DESCRIPTION OF THE TASK: Isolate every line in the records below with "High" in it.

DATA PROVIDED:

* * * * *

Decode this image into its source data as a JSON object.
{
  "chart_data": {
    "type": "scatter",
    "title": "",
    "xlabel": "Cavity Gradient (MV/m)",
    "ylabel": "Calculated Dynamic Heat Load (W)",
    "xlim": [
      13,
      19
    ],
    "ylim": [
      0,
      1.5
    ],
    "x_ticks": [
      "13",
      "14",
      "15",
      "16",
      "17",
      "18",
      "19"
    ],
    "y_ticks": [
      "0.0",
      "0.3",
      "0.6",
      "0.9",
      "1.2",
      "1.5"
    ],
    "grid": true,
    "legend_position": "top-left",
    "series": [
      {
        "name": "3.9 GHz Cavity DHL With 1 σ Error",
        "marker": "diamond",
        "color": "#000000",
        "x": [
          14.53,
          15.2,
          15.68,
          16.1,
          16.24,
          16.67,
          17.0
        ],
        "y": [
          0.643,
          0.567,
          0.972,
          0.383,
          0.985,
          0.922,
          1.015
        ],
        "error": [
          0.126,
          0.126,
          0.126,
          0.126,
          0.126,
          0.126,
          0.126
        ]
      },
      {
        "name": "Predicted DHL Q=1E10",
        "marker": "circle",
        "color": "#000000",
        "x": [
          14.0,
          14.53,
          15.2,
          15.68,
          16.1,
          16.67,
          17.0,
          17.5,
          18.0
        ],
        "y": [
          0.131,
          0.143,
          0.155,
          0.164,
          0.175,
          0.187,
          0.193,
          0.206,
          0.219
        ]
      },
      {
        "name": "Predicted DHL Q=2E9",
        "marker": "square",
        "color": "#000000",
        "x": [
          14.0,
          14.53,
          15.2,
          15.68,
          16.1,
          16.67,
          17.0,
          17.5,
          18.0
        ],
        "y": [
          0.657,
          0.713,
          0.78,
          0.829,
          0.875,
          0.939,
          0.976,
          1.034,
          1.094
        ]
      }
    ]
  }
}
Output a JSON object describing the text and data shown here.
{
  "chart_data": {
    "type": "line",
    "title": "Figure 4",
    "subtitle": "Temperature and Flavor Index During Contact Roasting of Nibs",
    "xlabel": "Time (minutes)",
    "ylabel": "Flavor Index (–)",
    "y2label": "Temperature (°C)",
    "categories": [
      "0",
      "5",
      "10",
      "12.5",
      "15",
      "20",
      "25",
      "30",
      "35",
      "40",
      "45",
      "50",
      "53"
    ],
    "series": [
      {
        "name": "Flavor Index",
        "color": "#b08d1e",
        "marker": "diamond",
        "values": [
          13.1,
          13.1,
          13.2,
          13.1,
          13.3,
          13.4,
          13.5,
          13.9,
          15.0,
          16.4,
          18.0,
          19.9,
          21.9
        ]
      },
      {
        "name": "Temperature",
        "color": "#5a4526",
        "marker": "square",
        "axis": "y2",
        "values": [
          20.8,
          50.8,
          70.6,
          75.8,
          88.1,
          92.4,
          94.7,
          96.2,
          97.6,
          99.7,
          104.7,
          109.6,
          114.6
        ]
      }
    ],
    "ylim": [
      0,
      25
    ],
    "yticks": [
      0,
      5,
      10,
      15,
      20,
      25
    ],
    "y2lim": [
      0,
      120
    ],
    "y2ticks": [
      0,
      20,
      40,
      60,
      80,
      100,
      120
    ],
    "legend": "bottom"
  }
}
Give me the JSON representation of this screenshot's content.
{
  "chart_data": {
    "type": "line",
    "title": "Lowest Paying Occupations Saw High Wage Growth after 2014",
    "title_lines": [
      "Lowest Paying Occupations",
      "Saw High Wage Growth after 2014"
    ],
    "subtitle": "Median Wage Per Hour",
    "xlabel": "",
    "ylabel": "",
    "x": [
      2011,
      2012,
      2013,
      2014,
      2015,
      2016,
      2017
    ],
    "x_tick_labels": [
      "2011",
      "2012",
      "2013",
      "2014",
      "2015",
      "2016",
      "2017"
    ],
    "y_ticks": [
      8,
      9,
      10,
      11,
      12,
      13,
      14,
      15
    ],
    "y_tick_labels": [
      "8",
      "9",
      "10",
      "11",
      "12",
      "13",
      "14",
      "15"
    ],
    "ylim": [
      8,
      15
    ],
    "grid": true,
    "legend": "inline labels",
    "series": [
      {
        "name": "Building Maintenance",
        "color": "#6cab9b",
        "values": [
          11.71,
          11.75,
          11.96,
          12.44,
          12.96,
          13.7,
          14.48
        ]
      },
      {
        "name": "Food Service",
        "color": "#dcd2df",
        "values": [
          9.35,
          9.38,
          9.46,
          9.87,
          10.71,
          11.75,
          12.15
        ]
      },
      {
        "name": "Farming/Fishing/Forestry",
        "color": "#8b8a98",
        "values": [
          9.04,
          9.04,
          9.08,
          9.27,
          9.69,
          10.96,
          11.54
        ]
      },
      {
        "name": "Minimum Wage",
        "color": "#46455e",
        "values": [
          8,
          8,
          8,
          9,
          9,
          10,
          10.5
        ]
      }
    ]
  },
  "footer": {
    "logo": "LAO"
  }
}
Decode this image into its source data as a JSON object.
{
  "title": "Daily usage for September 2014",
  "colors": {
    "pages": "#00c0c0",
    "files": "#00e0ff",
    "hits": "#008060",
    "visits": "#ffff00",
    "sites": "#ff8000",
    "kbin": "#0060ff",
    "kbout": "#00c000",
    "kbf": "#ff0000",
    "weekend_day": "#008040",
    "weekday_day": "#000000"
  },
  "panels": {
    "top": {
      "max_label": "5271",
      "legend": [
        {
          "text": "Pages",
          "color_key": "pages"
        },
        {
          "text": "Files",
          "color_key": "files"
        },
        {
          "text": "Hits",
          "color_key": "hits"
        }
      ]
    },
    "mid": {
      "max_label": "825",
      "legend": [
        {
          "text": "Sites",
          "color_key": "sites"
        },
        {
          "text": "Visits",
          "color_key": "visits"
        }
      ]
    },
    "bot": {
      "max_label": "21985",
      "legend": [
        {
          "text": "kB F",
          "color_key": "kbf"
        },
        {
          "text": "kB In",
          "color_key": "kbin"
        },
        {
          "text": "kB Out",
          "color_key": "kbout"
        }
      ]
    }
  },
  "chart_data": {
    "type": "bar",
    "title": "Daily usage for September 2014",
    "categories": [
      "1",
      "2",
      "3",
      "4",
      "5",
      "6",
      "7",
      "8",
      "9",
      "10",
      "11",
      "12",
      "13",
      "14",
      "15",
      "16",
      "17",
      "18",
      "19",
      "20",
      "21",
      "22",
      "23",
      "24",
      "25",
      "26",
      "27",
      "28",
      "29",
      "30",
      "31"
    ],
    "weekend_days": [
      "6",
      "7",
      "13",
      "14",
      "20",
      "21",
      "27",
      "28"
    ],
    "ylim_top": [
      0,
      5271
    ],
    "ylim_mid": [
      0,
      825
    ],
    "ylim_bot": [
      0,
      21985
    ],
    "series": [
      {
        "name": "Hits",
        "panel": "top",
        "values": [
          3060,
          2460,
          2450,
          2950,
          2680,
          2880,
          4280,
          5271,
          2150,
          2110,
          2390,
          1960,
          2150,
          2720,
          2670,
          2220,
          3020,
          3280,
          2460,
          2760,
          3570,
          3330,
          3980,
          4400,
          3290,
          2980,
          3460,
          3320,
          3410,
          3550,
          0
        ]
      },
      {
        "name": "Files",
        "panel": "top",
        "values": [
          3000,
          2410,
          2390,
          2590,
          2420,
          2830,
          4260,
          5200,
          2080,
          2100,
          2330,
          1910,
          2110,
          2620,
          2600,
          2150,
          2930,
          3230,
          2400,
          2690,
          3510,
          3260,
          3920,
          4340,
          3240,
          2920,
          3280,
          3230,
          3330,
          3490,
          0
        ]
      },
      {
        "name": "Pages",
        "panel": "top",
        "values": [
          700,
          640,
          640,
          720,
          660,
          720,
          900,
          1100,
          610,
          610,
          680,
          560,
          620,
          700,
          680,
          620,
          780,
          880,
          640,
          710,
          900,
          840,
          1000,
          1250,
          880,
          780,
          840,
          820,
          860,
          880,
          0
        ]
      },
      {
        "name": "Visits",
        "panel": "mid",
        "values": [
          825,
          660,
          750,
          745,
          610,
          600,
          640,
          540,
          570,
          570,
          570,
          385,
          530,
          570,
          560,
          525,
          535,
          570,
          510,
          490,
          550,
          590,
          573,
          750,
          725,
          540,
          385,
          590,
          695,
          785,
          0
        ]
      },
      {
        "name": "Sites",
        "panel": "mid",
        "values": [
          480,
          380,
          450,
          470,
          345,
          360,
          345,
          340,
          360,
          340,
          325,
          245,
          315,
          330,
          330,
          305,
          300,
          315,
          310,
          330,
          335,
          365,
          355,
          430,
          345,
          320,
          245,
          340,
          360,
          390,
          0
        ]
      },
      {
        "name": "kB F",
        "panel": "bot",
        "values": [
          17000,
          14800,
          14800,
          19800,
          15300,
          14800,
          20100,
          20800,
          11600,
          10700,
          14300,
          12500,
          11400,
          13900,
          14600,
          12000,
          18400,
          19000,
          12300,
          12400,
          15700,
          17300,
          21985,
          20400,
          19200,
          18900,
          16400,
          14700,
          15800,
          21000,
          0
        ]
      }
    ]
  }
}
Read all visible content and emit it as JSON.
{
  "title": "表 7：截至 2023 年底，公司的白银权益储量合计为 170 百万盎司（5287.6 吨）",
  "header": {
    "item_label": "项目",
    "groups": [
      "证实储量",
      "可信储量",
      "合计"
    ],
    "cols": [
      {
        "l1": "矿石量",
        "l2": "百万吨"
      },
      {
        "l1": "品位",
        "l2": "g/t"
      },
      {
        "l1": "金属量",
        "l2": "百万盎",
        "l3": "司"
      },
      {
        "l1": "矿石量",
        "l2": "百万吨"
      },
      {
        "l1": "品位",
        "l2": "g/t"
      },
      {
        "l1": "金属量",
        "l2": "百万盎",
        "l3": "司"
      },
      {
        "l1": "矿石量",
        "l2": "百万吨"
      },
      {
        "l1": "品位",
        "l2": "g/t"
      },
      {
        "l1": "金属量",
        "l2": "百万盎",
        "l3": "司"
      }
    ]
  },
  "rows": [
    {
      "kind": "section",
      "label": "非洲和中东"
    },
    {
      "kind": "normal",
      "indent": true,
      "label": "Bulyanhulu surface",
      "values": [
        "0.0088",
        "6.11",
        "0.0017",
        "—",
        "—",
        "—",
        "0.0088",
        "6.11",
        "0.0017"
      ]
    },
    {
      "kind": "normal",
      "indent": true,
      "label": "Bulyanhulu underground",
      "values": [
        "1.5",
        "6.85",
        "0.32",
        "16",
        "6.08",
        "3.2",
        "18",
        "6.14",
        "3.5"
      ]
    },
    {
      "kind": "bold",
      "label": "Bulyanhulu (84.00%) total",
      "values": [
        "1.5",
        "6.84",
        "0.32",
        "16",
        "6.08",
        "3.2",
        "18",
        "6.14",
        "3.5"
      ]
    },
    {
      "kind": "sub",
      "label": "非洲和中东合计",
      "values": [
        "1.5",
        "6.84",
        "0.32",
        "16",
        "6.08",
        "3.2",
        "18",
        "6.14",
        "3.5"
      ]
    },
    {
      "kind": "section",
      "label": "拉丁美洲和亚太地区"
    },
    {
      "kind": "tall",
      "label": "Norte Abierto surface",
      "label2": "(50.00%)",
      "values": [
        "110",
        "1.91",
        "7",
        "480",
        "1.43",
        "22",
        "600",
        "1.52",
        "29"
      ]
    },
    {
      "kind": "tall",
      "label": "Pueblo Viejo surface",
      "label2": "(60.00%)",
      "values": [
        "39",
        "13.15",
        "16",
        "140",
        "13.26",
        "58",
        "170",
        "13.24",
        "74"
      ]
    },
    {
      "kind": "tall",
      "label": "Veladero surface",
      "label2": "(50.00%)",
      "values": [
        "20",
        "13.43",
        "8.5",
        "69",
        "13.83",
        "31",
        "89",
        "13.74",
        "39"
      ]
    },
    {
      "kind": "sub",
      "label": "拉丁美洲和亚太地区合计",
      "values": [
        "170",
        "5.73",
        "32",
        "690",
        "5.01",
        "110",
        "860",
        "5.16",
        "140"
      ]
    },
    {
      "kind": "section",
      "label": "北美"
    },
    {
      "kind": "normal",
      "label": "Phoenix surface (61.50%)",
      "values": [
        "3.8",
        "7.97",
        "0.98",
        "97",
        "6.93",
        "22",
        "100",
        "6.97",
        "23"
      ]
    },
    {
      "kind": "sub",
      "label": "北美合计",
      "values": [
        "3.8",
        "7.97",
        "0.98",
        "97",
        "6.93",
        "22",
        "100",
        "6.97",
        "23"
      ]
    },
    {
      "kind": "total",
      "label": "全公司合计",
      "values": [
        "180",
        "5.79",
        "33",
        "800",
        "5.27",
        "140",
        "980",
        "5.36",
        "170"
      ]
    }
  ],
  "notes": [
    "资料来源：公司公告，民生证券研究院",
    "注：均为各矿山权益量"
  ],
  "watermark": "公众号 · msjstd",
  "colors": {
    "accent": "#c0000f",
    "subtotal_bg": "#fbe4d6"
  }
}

* * * * *

FINAL RESULT:
    "title": "Lowest Paying Occupations Saw High Wage Growth after 2014",
      "Saw High Wage Growth after 2014"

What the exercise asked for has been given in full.